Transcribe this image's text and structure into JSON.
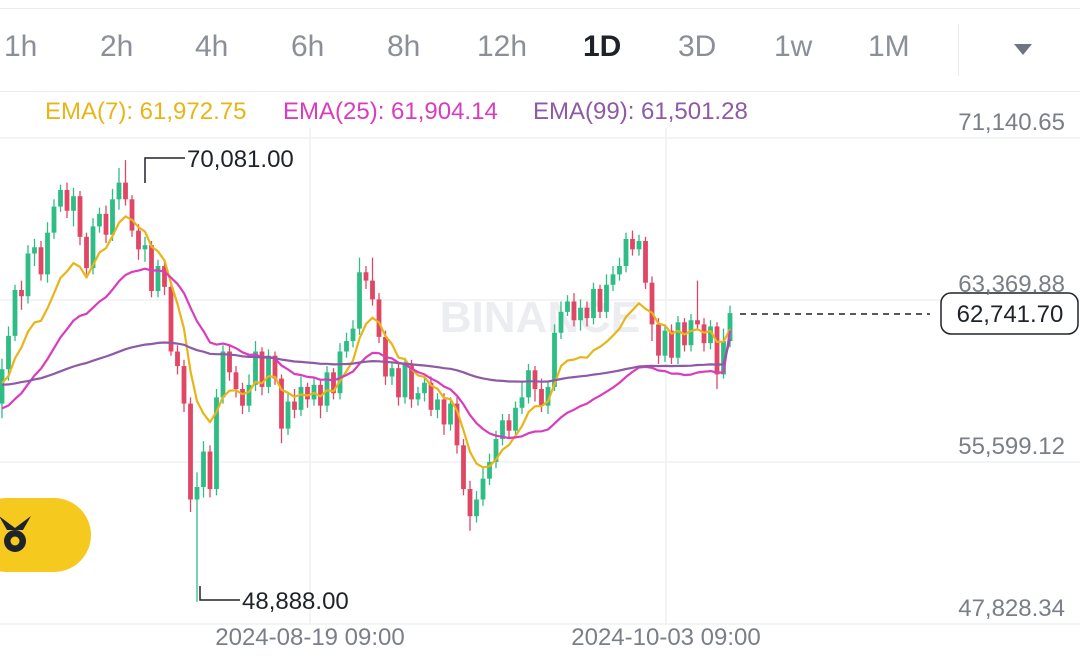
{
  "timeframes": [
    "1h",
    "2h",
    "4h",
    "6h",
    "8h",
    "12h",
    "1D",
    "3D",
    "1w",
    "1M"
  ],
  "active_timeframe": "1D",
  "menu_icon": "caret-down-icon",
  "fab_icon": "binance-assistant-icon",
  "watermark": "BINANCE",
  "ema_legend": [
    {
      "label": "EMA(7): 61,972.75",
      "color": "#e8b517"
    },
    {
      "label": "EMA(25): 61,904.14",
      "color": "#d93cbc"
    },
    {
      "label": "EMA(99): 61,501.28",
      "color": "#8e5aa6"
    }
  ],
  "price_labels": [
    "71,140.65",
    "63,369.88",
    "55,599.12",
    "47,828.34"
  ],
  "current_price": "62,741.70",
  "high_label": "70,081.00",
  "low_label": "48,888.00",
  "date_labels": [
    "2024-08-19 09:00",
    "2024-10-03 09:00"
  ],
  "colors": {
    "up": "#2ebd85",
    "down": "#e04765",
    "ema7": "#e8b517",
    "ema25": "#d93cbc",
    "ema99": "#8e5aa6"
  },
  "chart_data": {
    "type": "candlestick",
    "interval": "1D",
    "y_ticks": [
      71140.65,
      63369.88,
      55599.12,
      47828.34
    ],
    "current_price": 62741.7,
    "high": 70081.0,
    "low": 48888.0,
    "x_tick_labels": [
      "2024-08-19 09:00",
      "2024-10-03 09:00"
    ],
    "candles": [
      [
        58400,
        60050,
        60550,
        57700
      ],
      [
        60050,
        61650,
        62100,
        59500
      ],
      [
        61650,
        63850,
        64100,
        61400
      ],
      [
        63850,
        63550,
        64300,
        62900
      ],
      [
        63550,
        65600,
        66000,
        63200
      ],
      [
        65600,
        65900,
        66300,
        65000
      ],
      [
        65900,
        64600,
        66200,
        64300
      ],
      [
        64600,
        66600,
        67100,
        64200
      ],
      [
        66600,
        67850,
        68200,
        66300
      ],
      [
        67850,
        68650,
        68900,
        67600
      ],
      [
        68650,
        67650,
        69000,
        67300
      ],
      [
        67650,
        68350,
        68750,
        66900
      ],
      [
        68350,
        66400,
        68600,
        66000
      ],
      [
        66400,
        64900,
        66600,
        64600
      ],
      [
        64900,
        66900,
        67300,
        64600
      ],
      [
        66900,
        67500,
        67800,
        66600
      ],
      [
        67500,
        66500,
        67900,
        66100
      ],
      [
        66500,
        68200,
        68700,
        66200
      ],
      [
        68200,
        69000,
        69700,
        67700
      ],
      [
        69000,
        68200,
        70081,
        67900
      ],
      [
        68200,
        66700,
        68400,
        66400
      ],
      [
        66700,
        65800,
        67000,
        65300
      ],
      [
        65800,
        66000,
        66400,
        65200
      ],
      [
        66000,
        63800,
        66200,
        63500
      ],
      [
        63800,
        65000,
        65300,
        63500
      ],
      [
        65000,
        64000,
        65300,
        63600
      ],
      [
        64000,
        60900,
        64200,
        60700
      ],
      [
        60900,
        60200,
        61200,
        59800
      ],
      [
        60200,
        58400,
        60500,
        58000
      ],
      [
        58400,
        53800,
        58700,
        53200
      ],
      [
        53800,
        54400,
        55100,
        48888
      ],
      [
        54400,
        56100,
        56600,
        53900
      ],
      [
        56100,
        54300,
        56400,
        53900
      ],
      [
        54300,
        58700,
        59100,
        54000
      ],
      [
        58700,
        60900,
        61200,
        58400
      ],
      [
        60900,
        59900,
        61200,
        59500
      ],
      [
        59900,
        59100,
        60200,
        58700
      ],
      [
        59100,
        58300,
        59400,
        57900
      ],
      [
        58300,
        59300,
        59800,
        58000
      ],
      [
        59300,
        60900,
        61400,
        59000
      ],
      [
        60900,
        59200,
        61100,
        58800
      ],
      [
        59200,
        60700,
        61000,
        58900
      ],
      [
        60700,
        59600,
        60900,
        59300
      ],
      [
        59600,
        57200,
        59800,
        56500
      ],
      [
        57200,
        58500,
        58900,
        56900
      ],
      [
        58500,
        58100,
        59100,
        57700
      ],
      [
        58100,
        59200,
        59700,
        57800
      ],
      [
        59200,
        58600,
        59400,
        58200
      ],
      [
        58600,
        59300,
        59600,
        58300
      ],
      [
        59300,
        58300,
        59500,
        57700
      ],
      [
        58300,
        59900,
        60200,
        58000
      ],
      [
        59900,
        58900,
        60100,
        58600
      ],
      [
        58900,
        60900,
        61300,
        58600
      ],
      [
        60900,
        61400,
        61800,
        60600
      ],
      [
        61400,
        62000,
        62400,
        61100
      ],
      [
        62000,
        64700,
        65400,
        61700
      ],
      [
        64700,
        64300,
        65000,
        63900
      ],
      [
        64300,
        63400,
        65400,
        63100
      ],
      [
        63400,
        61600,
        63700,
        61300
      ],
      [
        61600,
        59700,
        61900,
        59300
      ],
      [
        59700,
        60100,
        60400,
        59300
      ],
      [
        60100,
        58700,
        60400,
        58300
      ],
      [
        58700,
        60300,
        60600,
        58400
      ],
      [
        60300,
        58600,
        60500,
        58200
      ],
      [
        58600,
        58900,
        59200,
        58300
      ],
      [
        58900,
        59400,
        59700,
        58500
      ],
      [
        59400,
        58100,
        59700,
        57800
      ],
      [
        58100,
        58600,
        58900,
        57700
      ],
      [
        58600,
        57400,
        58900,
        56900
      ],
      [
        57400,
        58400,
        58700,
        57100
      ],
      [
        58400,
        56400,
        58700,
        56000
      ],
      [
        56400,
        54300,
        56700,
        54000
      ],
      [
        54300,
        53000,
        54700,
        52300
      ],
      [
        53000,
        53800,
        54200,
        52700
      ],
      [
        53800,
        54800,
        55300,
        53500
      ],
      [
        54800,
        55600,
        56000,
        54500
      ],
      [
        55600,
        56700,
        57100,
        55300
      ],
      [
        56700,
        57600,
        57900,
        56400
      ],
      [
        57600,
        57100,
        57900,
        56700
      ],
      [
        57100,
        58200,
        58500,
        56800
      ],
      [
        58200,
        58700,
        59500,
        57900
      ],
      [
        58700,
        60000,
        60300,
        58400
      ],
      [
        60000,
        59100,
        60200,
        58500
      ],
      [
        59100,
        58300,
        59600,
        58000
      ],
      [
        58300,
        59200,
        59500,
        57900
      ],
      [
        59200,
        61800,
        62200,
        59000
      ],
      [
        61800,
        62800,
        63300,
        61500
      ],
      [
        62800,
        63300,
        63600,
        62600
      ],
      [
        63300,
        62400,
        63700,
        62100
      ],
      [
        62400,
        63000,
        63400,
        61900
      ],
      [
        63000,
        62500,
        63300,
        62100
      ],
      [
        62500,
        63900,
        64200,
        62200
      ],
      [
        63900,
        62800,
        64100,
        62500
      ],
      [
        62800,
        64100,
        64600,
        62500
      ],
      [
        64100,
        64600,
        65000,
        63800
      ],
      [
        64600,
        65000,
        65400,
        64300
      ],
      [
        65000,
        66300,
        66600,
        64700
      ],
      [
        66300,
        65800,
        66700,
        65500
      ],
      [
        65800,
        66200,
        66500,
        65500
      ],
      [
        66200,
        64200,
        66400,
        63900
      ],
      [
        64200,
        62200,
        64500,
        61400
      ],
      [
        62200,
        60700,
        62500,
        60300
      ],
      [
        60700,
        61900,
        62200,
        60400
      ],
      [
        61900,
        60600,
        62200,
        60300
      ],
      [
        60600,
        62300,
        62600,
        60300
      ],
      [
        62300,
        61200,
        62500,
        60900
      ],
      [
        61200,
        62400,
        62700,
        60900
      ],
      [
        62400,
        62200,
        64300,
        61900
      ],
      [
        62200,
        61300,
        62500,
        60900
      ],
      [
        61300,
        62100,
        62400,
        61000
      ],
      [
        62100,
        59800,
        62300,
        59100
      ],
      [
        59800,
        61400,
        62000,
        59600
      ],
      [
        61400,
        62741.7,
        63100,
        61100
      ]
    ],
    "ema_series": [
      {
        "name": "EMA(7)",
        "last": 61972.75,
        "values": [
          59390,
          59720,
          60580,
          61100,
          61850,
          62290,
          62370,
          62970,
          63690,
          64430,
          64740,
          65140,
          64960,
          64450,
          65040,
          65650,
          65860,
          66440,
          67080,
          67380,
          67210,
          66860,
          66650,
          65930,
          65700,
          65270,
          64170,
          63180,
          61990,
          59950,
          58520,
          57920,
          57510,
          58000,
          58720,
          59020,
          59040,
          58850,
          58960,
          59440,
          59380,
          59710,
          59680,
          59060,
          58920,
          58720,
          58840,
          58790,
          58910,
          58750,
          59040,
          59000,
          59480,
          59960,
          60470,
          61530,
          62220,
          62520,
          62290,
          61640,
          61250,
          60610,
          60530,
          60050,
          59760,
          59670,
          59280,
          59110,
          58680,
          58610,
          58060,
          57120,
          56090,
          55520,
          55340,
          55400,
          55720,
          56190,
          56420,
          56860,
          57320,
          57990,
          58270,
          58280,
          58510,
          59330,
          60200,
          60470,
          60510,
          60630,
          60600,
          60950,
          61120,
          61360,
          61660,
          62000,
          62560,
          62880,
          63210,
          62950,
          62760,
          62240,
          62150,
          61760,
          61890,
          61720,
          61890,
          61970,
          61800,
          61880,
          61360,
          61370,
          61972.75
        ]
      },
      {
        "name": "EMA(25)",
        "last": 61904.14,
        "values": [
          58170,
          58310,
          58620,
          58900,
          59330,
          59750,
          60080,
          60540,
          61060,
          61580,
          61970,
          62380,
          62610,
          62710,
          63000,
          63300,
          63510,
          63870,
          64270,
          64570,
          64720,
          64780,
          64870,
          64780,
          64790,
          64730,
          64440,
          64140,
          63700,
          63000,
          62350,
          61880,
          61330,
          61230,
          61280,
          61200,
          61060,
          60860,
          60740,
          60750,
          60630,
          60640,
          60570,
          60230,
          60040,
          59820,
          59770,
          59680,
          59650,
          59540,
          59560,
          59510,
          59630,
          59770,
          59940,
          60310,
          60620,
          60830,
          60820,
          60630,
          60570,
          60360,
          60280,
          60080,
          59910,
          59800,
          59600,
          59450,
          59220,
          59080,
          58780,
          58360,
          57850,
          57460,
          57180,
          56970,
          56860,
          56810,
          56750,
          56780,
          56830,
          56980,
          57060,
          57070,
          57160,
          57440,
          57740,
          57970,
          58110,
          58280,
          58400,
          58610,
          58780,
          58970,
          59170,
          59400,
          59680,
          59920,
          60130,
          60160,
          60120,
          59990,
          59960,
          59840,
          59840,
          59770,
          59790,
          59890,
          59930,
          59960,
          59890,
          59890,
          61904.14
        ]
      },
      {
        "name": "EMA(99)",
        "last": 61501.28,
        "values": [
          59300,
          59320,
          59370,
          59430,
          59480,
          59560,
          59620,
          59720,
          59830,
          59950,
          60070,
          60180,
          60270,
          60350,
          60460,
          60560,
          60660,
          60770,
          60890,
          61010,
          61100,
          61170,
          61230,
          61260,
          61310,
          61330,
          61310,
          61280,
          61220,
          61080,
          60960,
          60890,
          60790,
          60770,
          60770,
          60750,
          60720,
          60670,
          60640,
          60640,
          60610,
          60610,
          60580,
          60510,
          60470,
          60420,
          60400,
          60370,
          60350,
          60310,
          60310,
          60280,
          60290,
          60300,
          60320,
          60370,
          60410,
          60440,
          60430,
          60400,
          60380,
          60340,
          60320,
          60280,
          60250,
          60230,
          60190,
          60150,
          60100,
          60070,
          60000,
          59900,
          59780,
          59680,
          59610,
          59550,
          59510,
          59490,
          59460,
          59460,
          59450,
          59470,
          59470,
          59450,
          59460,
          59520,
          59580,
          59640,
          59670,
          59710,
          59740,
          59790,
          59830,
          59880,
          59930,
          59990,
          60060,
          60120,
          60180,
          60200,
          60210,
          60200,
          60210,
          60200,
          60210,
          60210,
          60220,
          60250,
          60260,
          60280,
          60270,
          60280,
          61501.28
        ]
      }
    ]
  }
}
========
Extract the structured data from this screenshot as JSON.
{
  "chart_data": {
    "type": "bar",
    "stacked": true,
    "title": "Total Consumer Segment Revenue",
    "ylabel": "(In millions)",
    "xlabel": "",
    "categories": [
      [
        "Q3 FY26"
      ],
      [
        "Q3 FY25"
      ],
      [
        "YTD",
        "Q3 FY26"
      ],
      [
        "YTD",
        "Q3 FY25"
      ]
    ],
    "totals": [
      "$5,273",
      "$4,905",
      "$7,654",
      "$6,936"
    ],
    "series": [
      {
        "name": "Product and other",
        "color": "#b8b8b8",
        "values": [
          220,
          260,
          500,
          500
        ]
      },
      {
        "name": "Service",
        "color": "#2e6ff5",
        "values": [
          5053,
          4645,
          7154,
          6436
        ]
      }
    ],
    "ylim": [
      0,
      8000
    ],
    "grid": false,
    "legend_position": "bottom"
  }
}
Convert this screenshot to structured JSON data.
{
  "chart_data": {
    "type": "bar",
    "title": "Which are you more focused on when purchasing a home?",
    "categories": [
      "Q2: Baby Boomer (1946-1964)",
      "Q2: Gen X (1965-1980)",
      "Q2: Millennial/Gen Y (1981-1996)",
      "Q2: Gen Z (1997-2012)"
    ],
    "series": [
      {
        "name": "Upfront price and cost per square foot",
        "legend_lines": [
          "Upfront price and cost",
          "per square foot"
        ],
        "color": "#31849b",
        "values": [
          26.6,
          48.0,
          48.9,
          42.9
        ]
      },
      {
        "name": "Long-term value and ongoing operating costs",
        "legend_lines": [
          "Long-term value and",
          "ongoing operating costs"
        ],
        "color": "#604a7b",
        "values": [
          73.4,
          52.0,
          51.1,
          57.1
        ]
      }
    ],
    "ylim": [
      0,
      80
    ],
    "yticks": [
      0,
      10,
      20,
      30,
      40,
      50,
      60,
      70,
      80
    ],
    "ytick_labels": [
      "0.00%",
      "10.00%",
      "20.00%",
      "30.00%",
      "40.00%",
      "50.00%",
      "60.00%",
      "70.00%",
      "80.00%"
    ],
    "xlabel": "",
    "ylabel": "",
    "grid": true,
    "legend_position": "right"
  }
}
========
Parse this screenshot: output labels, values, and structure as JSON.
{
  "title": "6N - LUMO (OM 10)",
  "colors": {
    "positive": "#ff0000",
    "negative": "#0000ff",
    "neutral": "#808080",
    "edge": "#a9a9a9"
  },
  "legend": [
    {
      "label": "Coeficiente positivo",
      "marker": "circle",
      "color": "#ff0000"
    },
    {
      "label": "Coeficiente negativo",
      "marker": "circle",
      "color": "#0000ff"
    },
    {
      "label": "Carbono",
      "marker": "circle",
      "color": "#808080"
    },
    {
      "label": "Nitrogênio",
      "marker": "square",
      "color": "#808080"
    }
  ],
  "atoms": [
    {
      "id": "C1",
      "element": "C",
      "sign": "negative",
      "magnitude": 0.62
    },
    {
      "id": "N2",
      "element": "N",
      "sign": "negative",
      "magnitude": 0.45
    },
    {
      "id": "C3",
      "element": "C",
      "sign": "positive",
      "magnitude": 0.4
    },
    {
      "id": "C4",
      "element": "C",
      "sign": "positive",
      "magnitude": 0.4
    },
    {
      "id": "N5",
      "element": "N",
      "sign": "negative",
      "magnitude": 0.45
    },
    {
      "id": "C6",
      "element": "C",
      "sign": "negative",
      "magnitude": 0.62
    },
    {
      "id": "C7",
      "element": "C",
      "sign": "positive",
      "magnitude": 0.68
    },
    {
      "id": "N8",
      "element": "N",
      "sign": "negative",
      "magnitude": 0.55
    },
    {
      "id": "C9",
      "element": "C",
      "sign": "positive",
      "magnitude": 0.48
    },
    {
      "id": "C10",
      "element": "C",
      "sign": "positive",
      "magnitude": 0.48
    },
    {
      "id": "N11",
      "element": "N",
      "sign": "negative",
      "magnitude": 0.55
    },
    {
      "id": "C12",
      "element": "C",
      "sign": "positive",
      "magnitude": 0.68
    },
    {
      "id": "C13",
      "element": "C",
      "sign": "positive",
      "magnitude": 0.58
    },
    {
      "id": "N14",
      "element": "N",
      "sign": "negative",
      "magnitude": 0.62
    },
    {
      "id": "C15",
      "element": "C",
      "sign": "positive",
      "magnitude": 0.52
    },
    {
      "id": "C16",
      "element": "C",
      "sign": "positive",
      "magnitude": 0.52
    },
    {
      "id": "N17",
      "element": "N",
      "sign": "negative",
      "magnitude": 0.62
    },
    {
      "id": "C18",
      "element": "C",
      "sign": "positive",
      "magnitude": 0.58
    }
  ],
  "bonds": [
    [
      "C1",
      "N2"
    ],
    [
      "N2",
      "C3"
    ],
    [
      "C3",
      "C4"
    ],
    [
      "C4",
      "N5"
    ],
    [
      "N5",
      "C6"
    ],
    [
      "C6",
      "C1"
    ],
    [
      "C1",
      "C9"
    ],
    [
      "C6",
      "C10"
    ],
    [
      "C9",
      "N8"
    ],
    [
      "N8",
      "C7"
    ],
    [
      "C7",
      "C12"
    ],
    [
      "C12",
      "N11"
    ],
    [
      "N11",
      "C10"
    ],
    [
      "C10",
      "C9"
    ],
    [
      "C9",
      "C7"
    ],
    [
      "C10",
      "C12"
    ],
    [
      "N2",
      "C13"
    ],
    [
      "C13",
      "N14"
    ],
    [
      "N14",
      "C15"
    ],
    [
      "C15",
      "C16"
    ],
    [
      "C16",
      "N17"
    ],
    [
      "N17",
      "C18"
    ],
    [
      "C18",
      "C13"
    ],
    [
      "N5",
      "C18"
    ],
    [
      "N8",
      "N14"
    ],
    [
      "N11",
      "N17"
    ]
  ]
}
========
Copy all lines in the listing above where the string "ongoing" appears.

*OUTPUT FOR THIS EXERCISE:*
        "name": "Long-term value and ongoing operating costs",
          "ongoing operating costs"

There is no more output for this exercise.